Task instructions =>
Pictures don't belong in the copy; print all the records exactly.

Records for the exercise =>
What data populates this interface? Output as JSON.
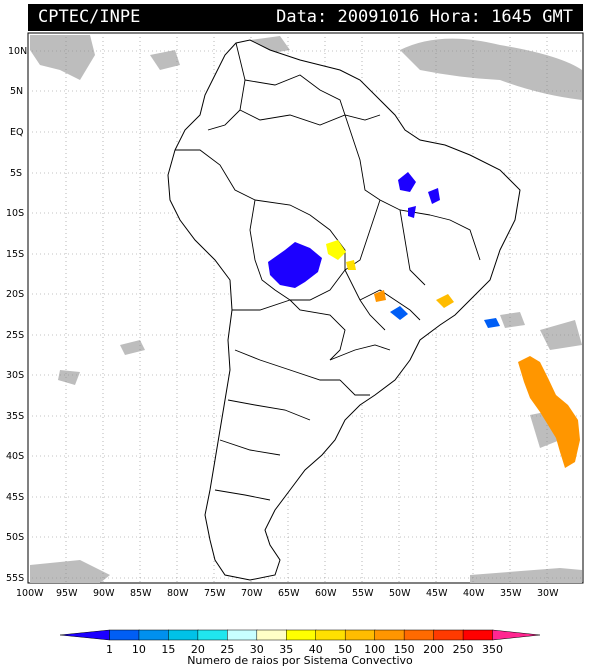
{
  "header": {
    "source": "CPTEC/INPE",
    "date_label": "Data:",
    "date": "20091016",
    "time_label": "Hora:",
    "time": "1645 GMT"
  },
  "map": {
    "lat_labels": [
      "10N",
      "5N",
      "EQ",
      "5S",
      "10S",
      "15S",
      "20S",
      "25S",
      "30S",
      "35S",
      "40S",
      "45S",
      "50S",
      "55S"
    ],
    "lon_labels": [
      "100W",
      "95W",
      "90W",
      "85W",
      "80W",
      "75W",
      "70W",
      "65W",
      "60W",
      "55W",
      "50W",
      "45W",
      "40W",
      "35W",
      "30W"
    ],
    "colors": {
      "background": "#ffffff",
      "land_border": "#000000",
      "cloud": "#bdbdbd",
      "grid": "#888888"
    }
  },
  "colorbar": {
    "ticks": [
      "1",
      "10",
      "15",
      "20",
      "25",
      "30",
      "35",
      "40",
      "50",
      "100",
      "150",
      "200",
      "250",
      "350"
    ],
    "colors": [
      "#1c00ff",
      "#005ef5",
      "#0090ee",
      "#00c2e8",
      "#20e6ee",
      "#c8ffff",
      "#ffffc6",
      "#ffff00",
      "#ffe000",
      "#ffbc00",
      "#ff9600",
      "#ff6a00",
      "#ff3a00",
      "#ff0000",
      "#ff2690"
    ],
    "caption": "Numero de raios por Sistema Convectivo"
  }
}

Result =>
What data populates this interface? Output as JSON.
{
  "header": {
    "source": "CPTEC/INPE",
    "date_label": "Data:",
    "date": "20091016",
    "time_label": "Hora:",
    "time": "1645 GMT"
  },
  "map": {
    "lat_labels": [
      "10N",
      "5N",
      "EQ",
      "5S",
      "10S",
      "15S",
      "20S",
      "25S",
      "30S",
      "35S",
      "40S",
      "45S",
      "50S",
      "55S"
    ],
    "lon_labels": [
      "100W",
      "95W",
      "90W",
      "85W",
      "80W",
      "75W",
      "70W",
      "65W",
      "60W",
      "55W",
      "50W",
      "45W",
      "40W",
      "35W",
      "30W"
    ],
    "colors": {
      "background": "#ffffff",
      "land_border": "#000000",
      "cloud": "#bdbdbd",
      "grid": "#888888"
    }
  },
  "colorbar": {
    "ticks": [
      "1",
      "10",
      "15",
      "20",
      "25",
      "30",
      "35",
      "40",
      "50",
      "100",
      "150",
      "200",
      "250",
      "350"
    ],
    "colors": [
      "#1c00ff",
      "#005ef5",
      "#0090ee",
      "#00c2e8",
      "#20e6ee",
      "#c8ffff",
      "#ffffc6",
      "#ffff00",
      "#ffe000",
      "#ffbc00",
      "#ff9600",
      "#ff6a00",
      "#ff3a00",
      "#ff0000",
      "#ff2690"
    ],
    "caption": "Numero de raios por Sistema Convectivo"
  }
}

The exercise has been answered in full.